**TASK DIRECTIONS**
Leaving out the pictures, please retype each record exactly.
— Begin RECORDS TO USE —
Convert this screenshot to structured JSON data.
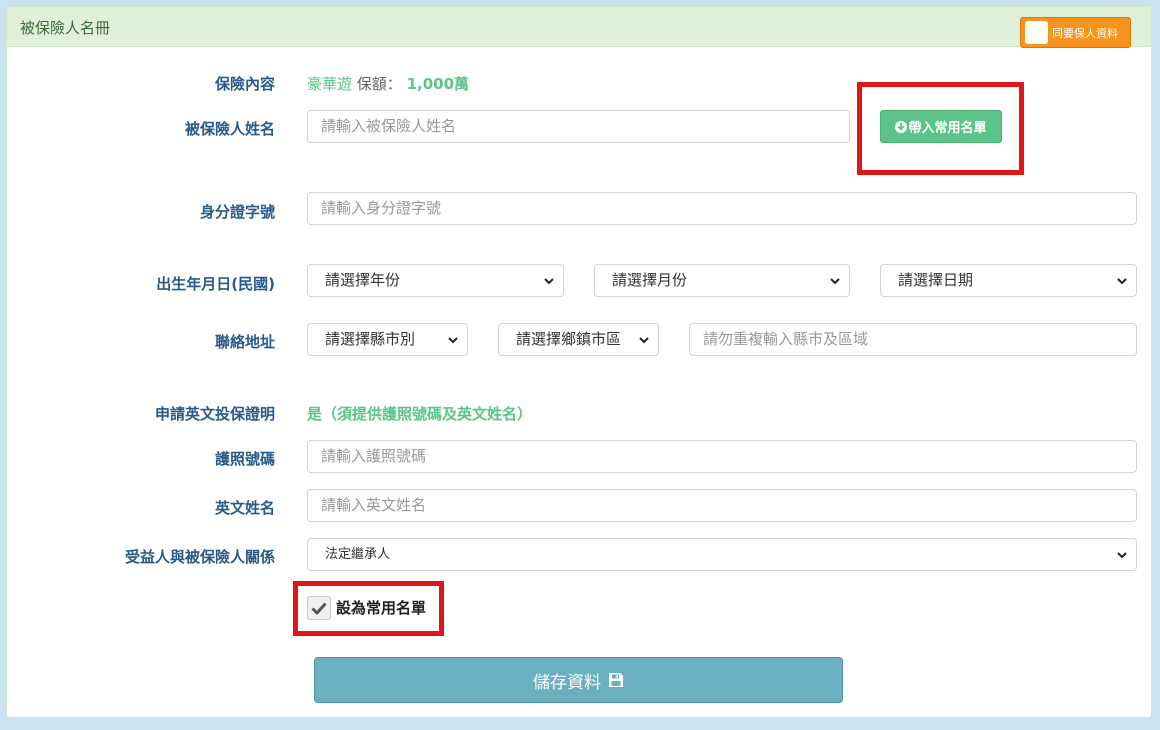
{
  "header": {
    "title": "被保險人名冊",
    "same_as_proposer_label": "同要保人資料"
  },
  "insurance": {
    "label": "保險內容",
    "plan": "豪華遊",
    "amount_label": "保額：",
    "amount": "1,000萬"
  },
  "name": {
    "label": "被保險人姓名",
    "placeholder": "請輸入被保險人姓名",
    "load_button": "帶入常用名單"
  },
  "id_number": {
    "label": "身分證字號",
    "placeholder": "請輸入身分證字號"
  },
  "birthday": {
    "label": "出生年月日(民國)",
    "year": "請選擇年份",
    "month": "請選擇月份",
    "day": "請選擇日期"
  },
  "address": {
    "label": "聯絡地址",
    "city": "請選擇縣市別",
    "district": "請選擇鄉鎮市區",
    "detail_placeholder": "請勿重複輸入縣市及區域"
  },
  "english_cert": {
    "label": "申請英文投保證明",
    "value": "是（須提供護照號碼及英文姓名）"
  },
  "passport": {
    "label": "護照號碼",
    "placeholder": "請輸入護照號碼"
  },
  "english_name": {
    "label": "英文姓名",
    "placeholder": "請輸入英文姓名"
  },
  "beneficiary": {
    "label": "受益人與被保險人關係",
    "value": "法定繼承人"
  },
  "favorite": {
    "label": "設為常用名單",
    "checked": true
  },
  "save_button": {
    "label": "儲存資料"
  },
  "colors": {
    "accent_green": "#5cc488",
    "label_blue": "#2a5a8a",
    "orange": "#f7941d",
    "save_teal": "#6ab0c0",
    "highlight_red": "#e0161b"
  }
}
— End RECORDS TO USE —
**RESPONSE TO THIS EXERCISE**
Convert this screenshot to structured JSON data.
{
  "header": {
    "title": "被保險人名冊",
    "same_as_proposer_label": "同要保人資料"
  },
  "insurance": {
    "label": "保險內容",
    "plan": "豪華遊",
    "amount_label": "保額：",
    "amount": "1,000萬"
  },
  "name": {
    "label": "被保險人姓名",
    "placeholder": "請輸入被保險人姓名",
    "load_button": "帶入常用名單"
  },
  "id_number": {
    "label": "身分證字號",
    "placeholder": "請輸入身分證字號"
  },
  "birthday": {
    "label": "出生年月日(民國)",
    "year": "請選擇年份",
    "month": "請選擇月份",
    "day": "請選擇日期"
  },
  "address": {
    "label": "聯絡地址",
    "city": "請選擇縣市別",
    "district": "請選擇鄉鎮市區",
    "detail_placeholder": "請勿重複輸入縣市及區域"
  },
  "english_cert": {
    "label": "申請英文投保證明",
    "value": "是（須提供護照號碼及英文姓名）"
  },
  "passport": {
    "label": "護照號碼",
    "placeholder": "請輸入護照號碼"
  },
  "english_name": {
    "label": "英文姓名",
    "placeholder": "請輸入英文姓名"
  },
  "beneficiary": {
    "label": "受益人與被保險人關係",
    "value": "法定繼承人"
  },
  "favorite": {
    "label": "設為常用名單",
    "checked": true
  },
  "save_button": {
    "label": "儲存資料"
  },
  "colors": {
    "accent_green": "#5cc488",
    "label_blue": "#2a5a8a",
    "orange": "#f7941d",
    "save_teal": "#6ab0c0",
    "highlight_red": "#e0161b"
  }
}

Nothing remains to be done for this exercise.